======== SUPPLIED ENTRIES ========

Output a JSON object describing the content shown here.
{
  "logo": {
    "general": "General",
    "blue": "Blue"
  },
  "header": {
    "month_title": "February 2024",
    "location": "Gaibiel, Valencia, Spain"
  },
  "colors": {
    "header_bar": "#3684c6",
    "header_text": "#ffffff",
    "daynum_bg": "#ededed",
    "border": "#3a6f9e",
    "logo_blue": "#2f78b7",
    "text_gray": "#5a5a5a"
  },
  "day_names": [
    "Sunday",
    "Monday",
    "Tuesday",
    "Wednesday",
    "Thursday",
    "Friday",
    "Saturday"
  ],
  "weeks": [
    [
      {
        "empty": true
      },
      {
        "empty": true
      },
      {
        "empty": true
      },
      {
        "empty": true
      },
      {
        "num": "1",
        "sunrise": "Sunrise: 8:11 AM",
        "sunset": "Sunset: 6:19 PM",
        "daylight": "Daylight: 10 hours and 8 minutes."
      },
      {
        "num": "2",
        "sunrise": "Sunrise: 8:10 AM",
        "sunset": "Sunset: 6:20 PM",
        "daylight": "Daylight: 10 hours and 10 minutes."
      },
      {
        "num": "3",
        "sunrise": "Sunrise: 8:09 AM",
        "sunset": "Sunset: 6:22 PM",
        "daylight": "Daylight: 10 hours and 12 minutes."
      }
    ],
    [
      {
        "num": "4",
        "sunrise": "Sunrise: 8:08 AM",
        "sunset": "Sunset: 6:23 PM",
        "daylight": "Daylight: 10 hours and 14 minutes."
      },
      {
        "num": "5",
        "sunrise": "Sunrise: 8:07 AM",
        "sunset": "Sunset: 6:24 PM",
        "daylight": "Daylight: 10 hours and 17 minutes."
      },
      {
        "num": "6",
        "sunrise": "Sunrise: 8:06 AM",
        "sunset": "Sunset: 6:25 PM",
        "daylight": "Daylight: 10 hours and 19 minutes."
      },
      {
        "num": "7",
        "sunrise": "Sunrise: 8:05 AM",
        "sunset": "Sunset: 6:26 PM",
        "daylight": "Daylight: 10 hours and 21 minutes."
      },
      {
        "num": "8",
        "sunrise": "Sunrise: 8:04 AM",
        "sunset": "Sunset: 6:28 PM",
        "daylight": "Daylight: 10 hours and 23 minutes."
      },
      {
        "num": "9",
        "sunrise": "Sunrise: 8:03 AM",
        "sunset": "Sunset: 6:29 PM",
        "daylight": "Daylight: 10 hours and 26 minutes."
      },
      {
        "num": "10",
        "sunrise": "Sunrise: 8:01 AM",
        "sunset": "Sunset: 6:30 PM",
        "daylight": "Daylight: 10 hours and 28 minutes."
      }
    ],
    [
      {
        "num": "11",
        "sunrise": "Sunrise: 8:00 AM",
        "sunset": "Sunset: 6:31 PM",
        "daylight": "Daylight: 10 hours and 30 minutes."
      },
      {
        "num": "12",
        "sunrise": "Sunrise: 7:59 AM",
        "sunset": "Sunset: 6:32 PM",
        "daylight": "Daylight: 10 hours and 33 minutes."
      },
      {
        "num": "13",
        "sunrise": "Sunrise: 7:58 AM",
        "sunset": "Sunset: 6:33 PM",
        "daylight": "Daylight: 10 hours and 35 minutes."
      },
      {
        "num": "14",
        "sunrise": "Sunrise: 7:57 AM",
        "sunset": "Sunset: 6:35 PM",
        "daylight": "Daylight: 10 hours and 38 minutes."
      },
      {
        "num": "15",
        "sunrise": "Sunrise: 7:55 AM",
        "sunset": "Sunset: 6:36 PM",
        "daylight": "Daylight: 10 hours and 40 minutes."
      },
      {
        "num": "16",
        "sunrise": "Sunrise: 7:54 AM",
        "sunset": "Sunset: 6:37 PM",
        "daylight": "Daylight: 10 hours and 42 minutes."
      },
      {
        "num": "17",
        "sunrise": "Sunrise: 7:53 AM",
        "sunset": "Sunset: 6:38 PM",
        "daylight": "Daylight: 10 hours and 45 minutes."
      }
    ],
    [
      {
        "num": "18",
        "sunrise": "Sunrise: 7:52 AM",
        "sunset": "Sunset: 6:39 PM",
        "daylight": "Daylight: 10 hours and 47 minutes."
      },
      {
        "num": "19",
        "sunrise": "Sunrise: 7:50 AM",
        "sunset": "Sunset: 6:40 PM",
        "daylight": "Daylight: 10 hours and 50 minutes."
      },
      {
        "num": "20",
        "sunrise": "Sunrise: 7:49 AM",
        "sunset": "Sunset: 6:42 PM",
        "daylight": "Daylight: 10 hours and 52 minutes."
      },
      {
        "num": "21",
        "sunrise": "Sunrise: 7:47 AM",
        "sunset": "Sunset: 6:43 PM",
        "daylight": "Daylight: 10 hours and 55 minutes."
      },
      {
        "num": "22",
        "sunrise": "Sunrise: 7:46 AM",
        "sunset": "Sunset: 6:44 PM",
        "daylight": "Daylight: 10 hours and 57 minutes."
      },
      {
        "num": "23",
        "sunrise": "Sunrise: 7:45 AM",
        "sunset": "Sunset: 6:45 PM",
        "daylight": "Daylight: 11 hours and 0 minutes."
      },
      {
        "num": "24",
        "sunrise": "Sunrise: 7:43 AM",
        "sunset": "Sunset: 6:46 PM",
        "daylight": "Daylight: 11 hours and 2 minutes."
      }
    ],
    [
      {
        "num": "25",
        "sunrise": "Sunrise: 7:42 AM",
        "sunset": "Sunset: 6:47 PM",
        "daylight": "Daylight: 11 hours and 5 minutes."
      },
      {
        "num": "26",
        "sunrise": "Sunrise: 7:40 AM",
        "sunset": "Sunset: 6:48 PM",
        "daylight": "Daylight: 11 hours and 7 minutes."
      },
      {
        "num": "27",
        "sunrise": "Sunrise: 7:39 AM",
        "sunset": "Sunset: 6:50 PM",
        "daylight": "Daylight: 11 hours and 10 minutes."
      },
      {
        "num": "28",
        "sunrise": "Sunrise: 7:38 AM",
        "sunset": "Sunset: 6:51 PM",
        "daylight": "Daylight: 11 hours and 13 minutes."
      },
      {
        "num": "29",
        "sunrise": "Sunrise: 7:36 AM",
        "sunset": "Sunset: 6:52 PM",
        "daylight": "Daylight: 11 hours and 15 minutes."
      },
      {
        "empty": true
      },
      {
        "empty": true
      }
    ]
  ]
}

========
======== SUPPLIED ENTRIES ========

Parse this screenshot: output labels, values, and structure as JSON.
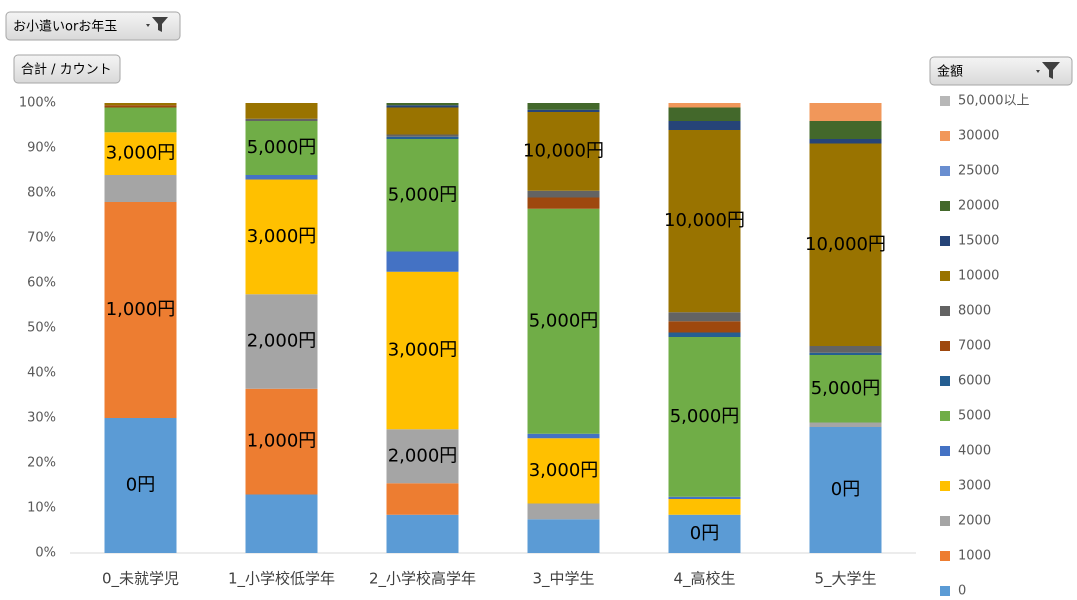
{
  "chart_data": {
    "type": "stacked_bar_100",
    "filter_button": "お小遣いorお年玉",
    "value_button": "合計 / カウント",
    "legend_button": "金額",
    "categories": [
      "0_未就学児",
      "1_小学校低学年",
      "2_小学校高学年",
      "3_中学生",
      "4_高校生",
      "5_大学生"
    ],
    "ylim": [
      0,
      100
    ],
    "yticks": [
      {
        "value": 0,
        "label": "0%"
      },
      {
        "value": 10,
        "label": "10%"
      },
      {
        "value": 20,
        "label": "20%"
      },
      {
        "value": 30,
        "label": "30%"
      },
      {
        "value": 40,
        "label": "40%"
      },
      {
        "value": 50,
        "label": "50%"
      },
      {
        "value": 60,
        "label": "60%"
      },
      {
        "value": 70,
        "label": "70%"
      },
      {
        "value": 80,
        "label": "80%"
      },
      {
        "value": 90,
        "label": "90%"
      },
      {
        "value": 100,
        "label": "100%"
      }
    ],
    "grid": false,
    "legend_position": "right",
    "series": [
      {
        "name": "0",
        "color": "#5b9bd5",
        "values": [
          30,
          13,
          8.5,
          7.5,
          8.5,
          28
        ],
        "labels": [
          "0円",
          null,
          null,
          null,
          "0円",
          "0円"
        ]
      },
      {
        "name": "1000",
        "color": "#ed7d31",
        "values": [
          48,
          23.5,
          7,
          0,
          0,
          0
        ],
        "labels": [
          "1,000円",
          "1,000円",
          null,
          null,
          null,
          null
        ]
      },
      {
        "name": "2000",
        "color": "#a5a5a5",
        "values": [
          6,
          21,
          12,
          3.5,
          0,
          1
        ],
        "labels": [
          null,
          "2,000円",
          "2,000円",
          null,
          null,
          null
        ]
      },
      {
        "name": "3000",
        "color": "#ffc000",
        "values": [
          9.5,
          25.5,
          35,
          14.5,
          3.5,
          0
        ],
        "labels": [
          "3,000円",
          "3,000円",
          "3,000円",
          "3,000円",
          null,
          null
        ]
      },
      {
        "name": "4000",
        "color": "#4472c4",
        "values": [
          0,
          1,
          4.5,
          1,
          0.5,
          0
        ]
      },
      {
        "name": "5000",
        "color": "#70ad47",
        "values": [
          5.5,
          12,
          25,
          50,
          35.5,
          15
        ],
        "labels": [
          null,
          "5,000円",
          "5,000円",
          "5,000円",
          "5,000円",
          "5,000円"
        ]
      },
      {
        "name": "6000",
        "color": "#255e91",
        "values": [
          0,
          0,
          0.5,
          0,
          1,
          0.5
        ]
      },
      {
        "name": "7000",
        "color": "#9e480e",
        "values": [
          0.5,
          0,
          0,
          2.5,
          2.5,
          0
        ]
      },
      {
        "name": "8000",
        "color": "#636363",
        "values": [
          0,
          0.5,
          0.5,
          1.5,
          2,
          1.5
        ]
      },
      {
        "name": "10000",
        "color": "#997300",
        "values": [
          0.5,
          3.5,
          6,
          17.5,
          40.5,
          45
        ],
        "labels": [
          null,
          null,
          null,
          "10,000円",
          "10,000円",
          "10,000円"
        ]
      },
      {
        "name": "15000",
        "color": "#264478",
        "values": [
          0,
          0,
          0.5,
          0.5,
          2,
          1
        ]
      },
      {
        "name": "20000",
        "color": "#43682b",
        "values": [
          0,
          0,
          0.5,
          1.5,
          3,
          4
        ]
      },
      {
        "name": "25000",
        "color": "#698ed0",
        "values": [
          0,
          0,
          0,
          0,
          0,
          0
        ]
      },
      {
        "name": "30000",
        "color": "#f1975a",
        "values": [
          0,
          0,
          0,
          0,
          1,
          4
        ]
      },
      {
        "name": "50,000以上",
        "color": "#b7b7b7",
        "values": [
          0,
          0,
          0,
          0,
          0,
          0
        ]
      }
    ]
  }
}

========

▶ [TASK REQUIREMENTS]:
Copy each line of the records containing the string "JSON".

▶ [CORRECT RESPONSE]:
Output a JSON object describing the content shown here.
Parse this screenshot: output labels, values, and structure as JSON.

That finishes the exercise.